**List of tasks:**
1. In the fact check on Andy Rooney, write out the passage from "You can't beat" up to and including "a French schoolhouse.".
2. Answer these questions using the fact check on Andy Rooney:
(a) On what date was it published?
(b) What status does it assign to the claim?
(c) In what city was the school building where the Germans surrendered?
3. In the fact check on Andy Rooney, rewrite the paragraph beginning "The French lost WWII" more briefly, keeping its main facts.

Fact Check

Andy Rooney on the French

Did commentator Andy Rooney deliver a 'the French have not earned the right to protest against the U.S.' piece on TV's '60 Minutes'?

Published April 21, 2003

Claim:

Claim:   Commentator Andy Rooney delivered a "the French have not earned the right to protest against the U.S." piece on TV's 60 Minutes.


Status:   True.

Example:   [Collected on the Internet, 2003]




ANDY ROONEY ON THE FRENCH

If you missed Andy Rooney on Sunday night, read on. Most that heard him couldn't believe their ears. They kept expecting CBS TV network to cut him off. Here's what he had to say:

You can't beat the French when it comes to food, fashion, wine or perfume, but they lost their license to have an opinion on world affairs years ago. They may even be selling stuff to Iraq and don't want to hurt business.

The French are simply not reliable partners in a world where the good people in it ought to be working together. Americans may come off as international jerks sometimes but we're usually trying to do the right thing.

The French lost WWII to the Germans in about 20 minutes. Along with the British, we got into the war and had about 150,000 guys killed getting their country back for them. We fought all across France, and the Germans finally surrendered in a French schoolhouse.

You'd think that school building in Reims would be a great tourist attraction but it isn't. The French seem embarrassed by it. They don't want to call attention to the fact that we freed them from German occupation.

**Record list:**

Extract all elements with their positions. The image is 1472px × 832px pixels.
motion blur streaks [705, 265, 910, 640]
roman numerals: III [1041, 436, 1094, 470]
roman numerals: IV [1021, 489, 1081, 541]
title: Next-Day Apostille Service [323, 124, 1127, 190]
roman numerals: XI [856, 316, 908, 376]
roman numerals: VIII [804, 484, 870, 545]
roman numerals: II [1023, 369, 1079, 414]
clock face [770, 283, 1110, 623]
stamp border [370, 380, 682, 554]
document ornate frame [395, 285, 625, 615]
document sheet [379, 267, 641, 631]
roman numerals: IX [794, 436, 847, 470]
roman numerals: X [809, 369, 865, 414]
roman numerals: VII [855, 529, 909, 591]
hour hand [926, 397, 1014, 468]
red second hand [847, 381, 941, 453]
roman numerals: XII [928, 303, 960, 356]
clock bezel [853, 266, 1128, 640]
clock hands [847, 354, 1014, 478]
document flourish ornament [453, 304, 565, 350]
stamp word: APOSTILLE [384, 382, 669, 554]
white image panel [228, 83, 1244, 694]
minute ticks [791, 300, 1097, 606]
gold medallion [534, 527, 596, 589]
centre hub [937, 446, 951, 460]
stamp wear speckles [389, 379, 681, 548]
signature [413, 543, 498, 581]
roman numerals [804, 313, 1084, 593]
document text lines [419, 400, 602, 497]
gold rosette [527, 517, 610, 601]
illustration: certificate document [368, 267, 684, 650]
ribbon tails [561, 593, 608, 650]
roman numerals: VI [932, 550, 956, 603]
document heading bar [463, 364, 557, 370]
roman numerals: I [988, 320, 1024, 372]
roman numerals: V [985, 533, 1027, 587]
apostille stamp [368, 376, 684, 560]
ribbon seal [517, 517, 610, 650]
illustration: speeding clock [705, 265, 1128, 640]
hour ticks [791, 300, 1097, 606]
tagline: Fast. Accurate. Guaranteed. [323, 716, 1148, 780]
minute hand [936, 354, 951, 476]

**Per-task outputs:**
1.
You can't beat the French when it comes to food, fashion, wine or perfume, but they lost their license to have an opinion on world affairs years ago. They may even be selling stuff to Iraq and don't want to hurt business.

The French are simply not reliable partners in a world where the good people in it ought to be working together. Americans may come off as international jerks sometimes but we're usually trying to do the right thing.

The French lost WWII to the Germans in about 20 minutes. Along with the British, we got into the war and had about 150,000 guys killed getting their country back for them. We fought all across France, and the Germans finally surrendered in a French schoolhouse.

2.
(a) April 21, 2003
(b) True
(c) Reims

3. The French lost WWII to the Germans in about 20 minutes. With the British, we entered the war, lost about 150,000 men retaking their country, and fought across France until the Germans surrendered in a French schoolhouse.